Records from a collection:
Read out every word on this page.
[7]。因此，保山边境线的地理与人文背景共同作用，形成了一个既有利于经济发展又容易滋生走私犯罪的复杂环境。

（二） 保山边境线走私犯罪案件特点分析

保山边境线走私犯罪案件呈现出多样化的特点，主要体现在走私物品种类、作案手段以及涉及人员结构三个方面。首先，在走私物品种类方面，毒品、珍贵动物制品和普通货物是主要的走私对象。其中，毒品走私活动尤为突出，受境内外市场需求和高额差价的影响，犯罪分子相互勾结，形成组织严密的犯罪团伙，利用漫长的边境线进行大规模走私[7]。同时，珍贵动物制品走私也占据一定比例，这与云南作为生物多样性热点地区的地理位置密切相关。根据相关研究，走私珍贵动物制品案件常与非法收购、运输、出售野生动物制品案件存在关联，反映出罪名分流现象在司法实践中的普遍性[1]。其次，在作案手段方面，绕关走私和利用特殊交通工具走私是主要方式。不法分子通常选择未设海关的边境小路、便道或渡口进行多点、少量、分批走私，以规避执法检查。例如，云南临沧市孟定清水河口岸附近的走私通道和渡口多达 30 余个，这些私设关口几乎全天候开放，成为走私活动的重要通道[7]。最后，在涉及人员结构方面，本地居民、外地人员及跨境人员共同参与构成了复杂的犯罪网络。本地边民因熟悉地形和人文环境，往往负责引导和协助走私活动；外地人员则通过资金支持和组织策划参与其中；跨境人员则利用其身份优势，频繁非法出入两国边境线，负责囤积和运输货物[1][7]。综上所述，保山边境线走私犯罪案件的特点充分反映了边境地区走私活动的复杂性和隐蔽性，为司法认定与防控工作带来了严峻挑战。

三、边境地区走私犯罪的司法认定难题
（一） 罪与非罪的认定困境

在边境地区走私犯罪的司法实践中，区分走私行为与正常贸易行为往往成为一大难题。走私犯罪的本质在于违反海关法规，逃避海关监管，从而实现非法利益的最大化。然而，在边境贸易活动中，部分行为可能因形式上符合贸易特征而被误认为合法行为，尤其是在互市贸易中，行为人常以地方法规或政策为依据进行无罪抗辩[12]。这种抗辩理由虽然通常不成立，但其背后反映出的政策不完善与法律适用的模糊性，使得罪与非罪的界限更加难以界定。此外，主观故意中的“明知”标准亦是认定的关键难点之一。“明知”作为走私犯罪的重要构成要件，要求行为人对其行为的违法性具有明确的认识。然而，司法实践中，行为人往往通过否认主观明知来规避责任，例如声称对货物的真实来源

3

Directive: Each record above should be output again exactly.

Answer to this task:
Read out every word on this page.
[7]。因此，保山边境线的地理与人文背景共同作用，形成了一个既有利于经济发展又容易滋生走私犯罪的复杂环境。

（二） 保山边境线走私犯罪案件特点分析

保山边境线走私犯罪案件呈现出多样化的特点，主要体现在走私物品种类、作案手段以及涉及人员结构三个方面。首先，在走私物品种类方面，毒品、珍贵动物制品和普通货物是主要的走私对象。其中，毒品走私活动尤为突出，受境内外市场需求和高额差价的影响，犯罪分子相互勾结，形成组织严密的犯罪团伙，利用漫长的边境线进行大规模走私[7]。同时，珍贵动物制品走私也占据一定比例，这与云南作为生物多样性热点地区的地理位置密切相关。根据相关研究，走私珍贵动物制品案件常与非法收购、运输、出售野生动物制品案件存在关联，反映出罪名分流现象在司法实践中的普遍性[1]。其次，在作案手段方面，绕关走私和利用特殊交通工具走私是主要方式。不法分子通常选择未设海关的边境小路、便道或渡口进行多点、少量、分批走私，以规避执法检查。例如，云南临沧市孟定清水河口岸附近的走私通道和渡口多达 30 余个，这些私设关口几乎全天候开放，成为走私活动的重要通道[7]。最后，在涉及人员结构方面，本地居民、外地人员及跨境人员共同参与构成了复杂的犯罪网络。本地边民因熟悉地形和人文环境，往往负责引导和协助走私活动；外地人员则通过资金支持和组织策划参与其中；跨境人员则利用其身份优势，频繁非法出入两国边境线，负责囤积和运输货物[1][7]。综上所述，保山边境线走私犯罪案件的特点充分反映了边境地区走私活动的复杂性和隐蔽性，为司法认定与防控工作带来了严峻挑战。

三、边境地区走私犯罪的司法认定难题
（一） 罪与非罪的认定困境

在边境地区走私犯罪的司法实践中，区分走私行为与正常贸易行为往往成为一大难题。走私犯罪的本质在于违反海关法规，逃避海关监管，从而实现非法利益的最大化。然而，在边境贸易活动中，部分行为可能因形式上符合贸易特征而被误认为合法行为，尤其是在互市贸易中，行为人常以地方法规或政策为依据进行无罪抗辩[12]。这种抗辩理由虽然通常不成立，但其背后反映出的政策不完善与法律适用的模糊性，使得罪与非罪的界限更加难以界定。此外，主观故意中的“明知”标准亦是认定的关键难点之一。“明知”作为走私犯罪的重要构成要件，要求行为人对其行为的违法性具有明确的认识。然而，司法实践中，行为人往往通过否认主观明知来规避责任，例如声称对货物的真实来源

3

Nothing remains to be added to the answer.